-- Start of Dataset --

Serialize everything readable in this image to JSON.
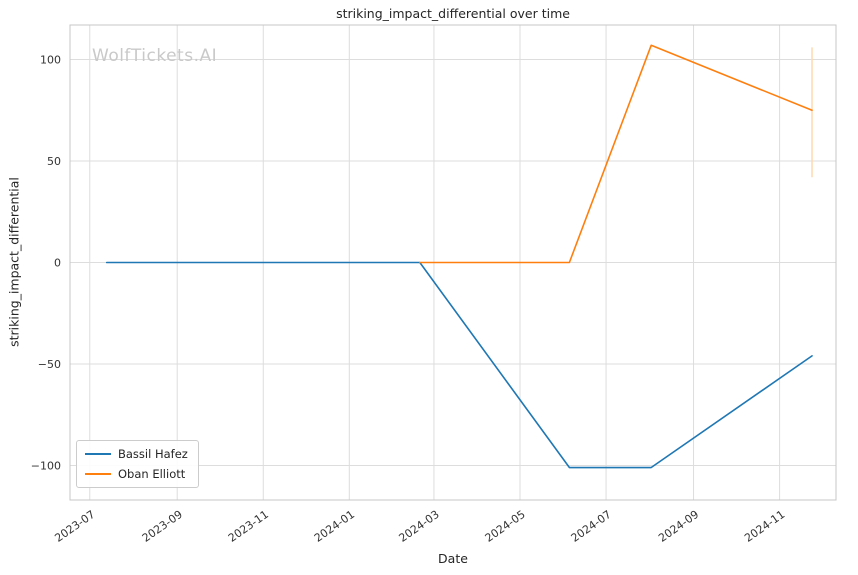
{
  "watermark": "WolfTickets.AI",
  "chart_data": {
    "type": "line",
    "title": "striking_impact_differential over time",
    "xlabel": "Date",
    "ylabel": "striking_impact_differential",
    "x_ticks": [
      "2023-07",
      "2023-09",
      "2023-11",
      "2024-01",
      "2024-03",
      "2024-05",
      "2024-07",
      "2024-09",
      "2024-11"
    ],
    "y_ticks": [
      -100,
      -50,
      0,
      50,
      100
    ],
    "x_domain": [
      "2023-06-17",
      "2024-12-11"
    ],
    "y_domain": [
      -117,
      117
    ],
    "grid": true,
    "legend_position": "lower left",
    "series": [
      {
        "name": "Bassil Hafez",
        "color": "#1f77b4",
        "points": [
          [
            "2023-07-13",
            0
          ],
          [
            "2024-02-20",
            0
          ],
          [
            "2024-06-05",
            -101
          ],
          [
            "2024-08-02",
            -101
          ],
          [
            "2024-11-24",
            -46
          ]
        ]
      },
      {
        "name": "Oban Elliott",
        "color": "#ff7f0e",
        "points": [
          [
            "2024-02-20",
            0
          ],
          [
            "2024-06-05",
            0
          ],
          [
            "2024-08-02",
            107
          ],
          [
            "2024-11-24",
            75
          ]
        ]
      }
    ],
    "annotations": [
      {
        "type": "vertical-span",
        "date": "2024-11-24",
        "y1": 42,
        "y2": 106,
        "color": "#ffd9b0"
      }
    ]
  }
}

-- End of Dataset --

Set task: Reproduce every line precisely as given, omitting all pictures.

Exercise result:
Serialize everything readable in this image to JSON.
{
  "watermark": "WolfTickets.AI",
  "chart_data": {
    "type": "line",
    "title": "striking_impact_differential over time",
    "xlabel": "Date",
    "ylabel": "striking_impact_differential",
    "x_ticks": [
      "2023-07",
      "2023-09",
      "2023-11",
      "2024-01",
      "2024-03",
      "2024-05",
      "2024-07",
      "2024-09",
      "2024-11"
    ],
    "y_ticks": [
      -100,
      -50,
      0,
      50,
      100
    ],
    "x_domain": [
      "2023-06-17",
      "2024-12-11"
    ],
    "y_domain": [
      -117,
      117
    ],
    "grid": true,
    "legend_position": "lower left",
    "series": [
      {
        "name": "Bassil Hafez",
        "color": "#1f77b4",
        "points": [
          [
            "2023-07-13",
            0
          ],
          [
            "2024-02-20",
            0
          ],
          [
            "2024-06-05",
            -101
          ],
          [
            "2024-08-02",
            -101
          ],
          [
            "2024-11-24",
            -46
          ]
        ]
      },
      {
        "name": "Oban Elliott",
        "color": "#ff7f0e",
        "points": [
          [
            "2024-02-20",
            0
          ],
          [
            "2024-06-05",
            0
          ],
          [
            "2024-08-02",
            107
          ],
          [
            "2024-11-24",
            75
          ]
        ]
      }
    ],
    "annotations": [
      {
        "type": "vertical-span",
        "date": "2024-11-24",
        "y1": 42,
        "y2": 106,
        "color": "#ffd9b0"
      }
    ]
  }
}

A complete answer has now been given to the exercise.